**Exercise description**
Out of the lines in this data, how many include "true"? Give the number and nothing else.

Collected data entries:
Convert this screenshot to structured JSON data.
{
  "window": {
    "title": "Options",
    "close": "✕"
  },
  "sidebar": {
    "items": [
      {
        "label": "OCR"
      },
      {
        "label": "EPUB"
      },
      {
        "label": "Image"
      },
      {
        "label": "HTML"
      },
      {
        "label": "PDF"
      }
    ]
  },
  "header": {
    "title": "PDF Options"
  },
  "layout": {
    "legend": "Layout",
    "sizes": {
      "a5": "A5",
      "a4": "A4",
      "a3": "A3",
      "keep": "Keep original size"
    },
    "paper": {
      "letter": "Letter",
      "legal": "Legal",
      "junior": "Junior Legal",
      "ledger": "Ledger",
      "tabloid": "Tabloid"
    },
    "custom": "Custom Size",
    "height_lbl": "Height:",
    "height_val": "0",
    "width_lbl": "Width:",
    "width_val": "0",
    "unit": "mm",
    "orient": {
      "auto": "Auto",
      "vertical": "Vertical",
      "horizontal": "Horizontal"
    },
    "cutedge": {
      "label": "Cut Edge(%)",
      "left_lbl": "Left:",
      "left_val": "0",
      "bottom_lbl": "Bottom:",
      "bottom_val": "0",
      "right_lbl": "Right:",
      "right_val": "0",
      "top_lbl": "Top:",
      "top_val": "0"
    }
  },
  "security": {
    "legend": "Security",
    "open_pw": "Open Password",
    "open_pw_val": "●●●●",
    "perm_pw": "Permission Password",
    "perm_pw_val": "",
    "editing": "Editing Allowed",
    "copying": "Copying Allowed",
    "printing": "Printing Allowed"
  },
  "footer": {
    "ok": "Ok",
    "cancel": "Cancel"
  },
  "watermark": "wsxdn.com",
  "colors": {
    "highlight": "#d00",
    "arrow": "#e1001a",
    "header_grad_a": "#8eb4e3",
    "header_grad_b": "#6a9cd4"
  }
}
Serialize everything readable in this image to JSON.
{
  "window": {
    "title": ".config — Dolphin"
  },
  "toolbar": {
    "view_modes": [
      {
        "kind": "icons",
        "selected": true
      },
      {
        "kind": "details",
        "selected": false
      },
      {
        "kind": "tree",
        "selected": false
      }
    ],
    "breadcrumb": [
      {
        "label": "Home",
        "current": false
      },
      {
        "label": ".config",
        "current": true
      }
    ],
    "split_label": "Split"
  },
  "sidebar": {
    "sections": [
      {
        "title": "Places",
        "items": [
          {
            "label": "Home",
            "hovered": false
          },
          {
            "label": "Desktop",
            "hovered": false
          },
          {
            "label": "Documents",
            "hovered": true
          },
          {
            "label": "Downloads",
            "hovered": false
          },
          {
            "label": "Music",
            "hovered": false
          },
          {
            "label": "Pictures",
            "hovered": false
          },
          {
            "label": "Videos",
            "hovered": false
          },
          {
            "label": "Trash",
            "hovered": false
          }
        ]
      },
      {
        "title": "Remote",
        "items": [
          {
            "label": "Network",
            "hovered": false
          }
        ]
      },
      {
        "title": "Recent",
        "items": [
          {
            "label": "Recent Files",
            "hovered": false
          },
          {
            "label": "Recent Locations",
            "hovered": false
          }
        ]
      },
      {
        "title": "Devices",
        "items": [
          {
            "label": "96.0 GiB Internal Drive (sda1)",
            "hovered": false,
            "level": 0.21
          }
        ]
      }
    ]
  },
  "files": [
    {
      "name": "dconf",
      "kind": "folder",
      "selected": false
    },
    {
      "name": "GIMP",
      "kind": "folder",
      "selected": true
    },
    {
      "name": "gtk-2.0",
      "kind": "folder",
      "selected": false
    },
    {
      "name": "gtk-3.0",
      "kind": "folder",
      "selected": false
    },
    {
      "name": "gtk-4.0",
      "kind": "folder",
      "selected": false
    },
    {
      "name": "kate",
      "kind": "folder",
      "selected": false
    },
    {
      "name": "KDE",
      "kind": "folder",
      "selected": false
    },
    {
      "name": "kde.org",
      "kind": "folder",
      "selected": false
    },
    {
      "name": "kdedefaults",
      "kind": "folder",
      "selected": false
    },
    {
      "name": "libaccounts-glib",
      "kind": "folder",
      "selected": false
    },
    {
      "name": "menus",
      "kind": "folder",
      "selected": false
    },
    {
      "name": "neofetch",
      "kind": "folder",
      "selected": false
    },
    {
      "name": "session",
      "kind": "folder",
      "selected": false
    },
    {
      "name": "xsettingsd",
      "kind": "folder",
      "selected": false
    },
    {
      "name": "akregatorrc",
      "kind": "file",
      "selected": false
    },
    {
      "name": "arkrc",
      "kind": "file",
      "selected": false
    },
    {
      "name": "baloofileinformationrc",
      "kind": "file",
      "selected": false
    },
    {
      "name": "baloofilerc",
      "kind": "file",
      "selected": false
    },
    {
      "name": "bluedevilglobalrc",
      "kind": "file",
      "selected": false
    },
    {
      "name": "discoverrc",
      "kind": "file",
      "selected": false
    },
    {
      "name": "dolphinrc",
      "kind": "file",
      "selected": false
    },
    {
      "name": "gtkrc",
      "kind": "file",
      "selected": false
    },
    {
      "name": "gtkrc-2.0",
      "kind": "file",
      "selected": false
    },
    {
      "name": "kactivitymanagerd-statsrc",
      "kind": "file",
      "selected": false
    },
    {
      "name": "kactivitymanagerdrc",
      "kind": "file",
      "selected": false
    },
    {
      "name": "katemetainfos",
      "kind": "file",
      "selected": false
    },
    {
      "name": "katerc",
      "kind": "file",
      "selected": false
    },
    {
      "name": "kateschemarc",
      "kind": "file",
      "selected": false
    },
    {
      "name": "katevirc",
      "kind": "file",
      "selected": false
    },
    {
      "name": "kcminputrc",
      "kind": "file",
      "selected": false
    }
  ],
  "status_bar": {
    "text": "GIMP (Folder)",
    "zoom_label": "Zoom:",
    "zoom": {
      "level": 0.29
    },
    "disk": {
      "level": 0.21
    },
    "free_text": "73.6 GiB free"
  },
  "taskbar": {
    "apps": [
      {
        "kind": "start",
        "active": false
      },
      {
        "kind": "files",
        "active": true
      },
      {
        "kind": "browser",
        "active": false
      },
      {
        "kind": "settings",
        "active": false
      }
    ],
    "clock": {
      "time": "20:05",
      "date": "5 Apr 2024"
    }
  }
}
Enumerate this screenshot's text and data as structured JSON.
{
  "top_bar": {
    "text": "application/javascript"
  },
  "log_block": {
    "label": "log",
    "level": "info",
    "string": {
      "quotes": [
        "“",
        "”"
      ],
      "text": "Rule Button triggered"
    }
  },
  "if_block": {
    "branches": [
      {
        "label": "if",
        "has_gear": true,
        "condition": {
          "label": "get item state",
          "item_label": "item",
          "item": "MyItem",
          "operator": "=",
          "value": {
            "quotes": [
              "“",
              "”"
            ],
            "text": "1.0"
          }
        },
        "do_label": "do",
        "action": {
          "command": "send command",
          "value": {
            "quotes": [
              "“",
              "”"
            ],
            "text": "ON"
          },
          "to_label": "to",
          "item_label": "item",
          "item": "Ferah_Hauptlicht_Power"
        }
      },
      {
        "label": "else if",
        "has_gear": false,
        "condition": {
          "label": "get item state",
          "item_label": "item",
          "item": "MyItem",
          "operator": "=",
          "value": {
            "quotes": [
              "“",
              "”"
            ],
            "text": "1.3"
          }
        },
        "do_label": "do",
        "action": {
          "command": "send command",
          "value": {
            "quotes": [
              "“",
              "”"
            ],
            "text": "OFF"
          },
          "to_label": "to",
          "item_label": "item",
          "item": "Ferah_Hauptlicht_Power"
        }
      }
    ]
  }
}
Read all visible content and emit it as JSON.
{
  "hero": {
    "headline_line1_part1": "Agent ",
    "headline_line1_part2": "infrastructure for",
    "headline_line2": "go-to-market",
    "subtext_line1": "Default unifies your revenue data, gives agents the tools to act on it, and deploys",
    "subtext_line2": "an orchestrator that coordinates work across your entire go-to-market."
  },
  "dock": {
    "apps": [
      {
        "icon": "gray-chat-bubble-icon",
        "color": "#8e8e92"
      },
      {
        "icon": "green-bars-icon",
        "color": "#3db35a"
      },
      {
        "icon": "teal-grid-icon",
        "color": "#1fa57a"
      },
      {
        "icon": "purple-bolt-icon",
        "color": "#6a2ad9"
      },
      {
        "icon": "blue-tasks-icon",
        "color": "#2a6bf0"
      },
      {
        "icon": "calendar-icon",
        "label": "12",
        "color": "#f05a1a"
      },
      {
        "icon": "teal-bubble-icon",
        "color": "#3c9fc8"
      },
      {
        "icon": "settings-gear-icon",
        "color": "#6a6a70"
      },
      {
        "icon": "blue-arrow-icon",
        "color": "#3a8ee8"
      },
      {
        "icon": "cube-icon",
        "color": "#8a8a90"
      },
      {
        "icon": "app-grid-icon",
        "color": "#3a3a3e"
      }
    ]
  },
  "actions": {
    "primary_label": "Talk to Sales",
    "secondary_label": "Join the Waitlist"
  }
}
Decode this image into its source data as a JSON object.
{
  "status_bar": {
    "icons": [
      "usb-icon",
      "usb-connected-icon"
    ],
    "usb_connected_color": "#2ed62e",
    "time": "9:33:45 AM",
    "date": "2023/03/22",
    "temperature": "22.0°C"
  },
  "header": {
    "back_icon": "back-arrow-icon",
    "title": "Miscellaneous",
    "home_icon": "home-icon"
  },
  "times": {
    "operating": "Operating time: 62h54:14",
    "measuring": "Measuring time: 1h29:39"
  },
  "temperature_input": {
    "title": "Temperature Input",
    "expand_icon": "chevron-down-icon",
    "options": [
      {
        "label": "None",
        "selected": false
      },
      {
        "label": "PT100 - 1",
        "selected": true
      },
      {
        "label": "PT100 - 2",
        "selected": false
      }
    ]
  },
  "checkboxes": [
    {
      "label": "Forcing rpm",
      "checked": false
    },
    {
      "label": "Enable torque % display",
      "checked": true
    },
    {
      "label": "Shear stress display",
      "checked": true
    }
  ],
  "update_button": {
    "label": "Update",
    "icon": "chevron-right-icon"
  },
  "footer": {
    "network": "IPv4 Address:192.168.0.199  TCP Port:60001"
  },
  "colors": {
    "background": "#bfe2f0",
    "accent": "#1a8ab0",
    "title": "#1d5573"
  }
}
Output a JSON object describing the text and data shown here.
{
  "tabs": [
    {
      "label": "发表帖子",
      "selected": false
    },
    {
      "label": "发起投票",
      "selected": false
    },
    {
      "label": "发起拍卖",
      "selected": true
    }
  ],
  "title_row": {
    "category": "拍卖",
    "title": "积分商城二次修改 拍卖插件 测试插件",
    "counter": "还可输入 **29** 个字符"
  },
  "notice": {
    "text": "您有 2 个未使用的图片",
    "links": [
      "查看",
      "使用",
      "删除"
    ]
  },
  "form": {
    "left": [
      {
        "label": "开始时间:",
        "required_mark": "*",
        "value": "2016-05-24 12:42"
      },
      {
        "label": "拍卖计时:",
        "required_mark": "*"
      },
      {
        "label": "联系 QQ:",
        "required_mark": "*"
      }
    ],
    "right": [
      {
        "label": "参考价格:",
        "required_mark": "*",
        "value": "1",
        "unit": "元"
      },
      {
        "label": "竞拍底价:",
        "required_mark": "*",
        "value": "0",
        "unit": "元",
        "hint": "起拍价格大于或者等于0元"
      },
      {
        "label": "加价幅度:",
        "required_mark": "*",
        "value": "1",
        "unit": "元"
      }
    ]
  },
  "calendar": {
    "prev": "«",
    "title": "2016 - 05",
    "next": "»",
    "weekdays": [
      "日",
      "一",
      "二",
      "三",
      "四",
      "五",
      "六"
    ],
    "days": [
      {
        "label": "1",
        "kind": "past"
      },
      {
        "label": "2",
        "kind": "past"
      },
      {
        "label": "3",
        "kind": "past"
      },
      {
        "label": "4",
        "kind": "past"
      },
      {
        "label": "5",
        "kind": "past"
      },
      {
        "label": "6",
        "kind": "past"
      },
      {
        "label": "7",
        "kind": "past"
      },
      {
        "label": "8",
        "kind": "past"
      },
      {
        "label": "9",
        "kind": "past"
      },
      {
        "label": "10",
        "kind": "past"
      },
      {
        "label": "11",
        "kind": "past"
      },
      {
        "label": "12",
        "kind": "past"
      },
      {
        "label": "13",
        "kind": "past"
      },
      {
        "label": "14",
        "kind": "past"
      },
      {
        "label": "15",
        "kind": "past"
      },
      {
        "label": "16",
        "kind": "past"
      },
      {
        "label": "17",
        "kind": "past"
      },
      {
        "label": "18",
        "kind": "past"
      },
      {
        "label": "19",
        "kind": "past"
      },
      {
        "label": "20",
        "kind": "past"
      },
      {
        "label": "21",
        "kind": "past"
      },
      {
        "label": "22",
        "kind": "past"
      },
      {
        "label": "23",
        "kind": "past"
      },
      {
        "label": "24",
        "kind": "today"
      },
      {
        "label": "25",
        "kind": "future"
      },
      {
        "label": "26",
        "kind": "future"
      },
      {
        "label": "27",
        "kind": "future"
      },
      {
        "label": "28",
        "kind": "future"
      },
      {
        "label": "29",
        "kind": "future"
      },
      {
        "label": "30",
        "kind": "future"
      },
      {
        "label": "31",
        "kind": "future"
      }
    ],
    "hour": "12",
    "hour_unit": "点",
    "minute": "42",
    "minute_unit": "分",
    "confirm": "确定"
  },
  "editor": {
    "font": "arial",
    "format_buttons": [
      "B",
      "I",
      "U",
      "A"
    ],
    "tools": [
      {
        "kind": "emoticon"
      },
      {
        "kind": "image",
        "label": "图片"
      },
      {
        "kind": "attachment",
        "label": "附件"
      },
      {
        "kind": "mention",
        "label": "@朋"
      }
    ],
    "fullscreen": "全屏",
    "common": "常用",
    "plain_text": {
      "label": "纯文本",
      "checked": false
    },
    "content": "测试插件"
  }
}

**Response to this exercise**
10